[Start of DATASET]

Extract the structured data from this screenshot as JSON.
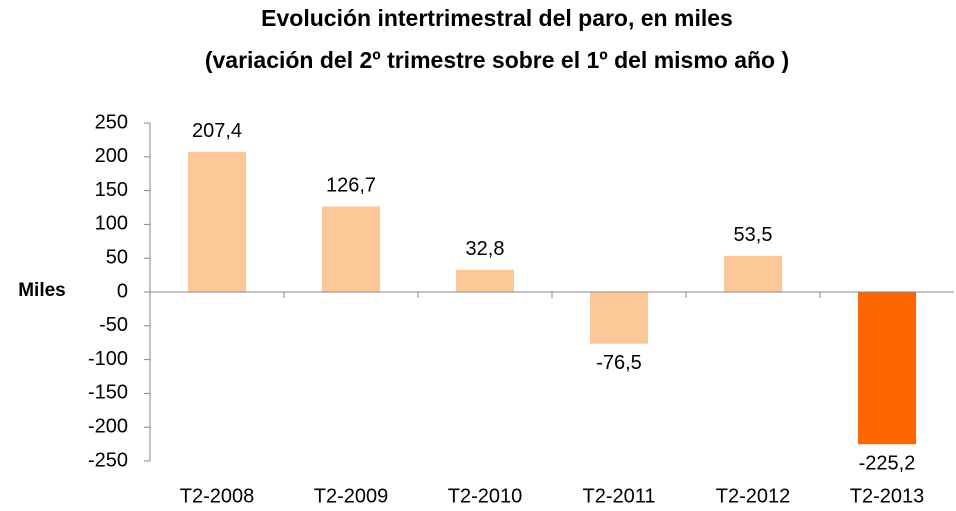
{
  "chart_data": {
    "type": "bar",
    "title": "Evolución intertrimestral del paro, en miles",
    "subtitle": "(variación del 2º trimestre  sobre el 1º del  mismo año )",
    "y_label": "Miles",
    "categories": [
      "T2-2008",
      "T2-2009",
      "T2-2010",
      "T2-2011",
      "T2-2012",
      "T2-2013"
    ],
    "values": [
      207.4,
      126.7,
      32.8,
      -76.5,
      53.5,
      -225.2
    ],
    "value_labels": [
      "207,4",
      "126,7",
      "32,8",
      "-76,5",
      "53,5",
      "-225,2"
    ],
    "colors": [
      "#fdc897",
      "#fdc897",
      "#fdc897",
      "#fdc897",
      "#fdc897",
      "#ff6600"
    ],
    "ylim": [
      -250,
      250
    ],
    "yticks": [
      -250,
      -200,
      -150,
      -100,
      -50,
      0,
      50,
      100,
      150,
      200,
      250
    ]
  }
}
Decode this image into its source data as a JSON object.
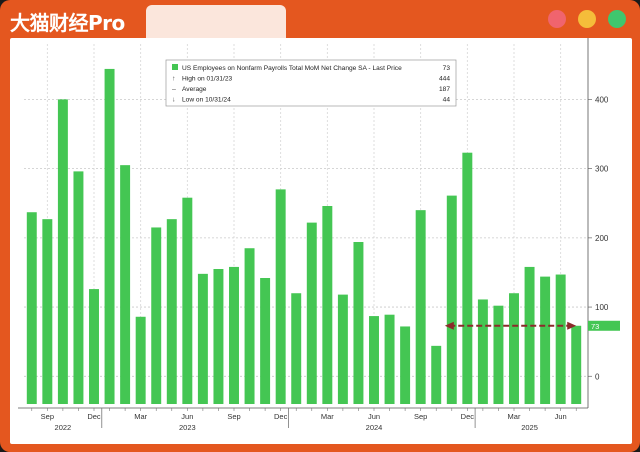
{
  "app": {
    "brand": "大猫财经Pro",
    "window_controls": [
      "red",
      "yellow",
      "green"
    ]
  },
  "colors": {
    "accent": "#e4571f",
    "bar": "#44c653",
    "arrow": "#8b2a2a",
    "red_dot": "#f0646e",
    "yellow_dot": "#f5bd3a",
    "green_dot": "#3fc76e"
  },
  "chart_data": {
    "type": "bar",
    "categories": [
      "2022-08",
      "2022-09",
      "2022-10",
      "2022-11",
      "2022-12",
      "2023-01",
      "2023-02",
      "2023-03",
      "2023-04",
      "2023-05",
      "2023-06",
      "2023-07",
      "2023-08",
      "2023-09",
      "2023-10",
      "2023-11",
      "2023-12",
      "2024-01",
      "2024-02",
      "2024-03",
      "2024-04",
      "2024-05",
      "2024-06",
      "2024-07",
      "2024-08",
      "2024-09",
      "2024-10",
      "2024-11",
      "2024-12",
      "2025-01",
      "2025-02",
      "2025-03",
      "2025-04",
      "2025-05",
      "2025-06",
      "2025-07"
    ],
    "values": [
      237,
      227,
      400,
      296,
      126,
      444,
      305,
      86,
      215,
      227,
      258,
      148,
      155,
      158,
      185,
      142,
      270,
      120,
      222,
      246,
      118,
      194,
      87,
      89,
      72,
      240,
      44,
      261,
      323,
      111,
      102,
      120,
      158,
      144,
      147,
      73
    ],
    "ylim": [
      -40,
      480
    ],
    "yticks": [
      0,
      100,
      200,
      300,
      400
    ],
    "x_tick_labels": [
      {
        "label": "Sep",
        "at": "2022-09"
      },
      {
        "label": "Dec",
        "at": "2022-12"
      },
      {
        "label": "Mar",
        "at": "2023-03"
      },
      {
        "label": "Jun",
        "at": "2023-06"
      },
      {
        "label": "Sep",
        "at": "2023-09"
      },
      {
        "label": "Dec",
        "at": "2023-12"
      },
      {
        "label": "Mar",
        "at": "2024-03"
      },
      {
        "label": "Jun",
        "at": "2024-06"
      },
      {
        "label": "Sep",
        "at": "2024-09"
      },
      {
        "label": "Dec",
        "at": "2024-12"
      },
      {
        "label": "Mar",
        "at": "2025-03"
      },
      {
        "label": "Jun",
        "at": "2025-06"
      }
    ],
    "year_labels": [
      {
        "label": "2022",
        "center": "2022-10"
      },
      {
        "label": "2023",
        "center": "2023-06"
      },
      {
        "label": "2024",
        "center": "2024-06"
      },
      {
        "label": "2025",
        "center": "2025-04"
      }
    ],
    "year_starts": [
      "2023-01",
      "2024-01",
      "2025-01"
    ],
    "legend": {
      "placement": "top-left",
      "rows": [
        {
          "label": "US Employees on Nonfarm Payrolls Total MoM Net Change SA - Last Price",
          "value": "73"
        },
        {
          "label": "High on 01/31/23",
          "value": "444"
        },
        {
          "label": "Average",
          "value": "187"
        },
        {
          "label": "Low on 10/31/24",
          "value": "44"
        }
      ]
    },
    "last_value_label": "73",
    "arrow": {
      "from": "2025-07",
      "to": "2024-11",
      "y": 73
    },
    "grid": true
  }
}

[End of DATASET]

▶ _WHAT IS BEING ASKED_
Extract all lines that hold the word "this".

▶ _SOLUTION BELOW_
Extract the structured data from this screenshot as JSON.
Decode this image into its source data as a JSON object.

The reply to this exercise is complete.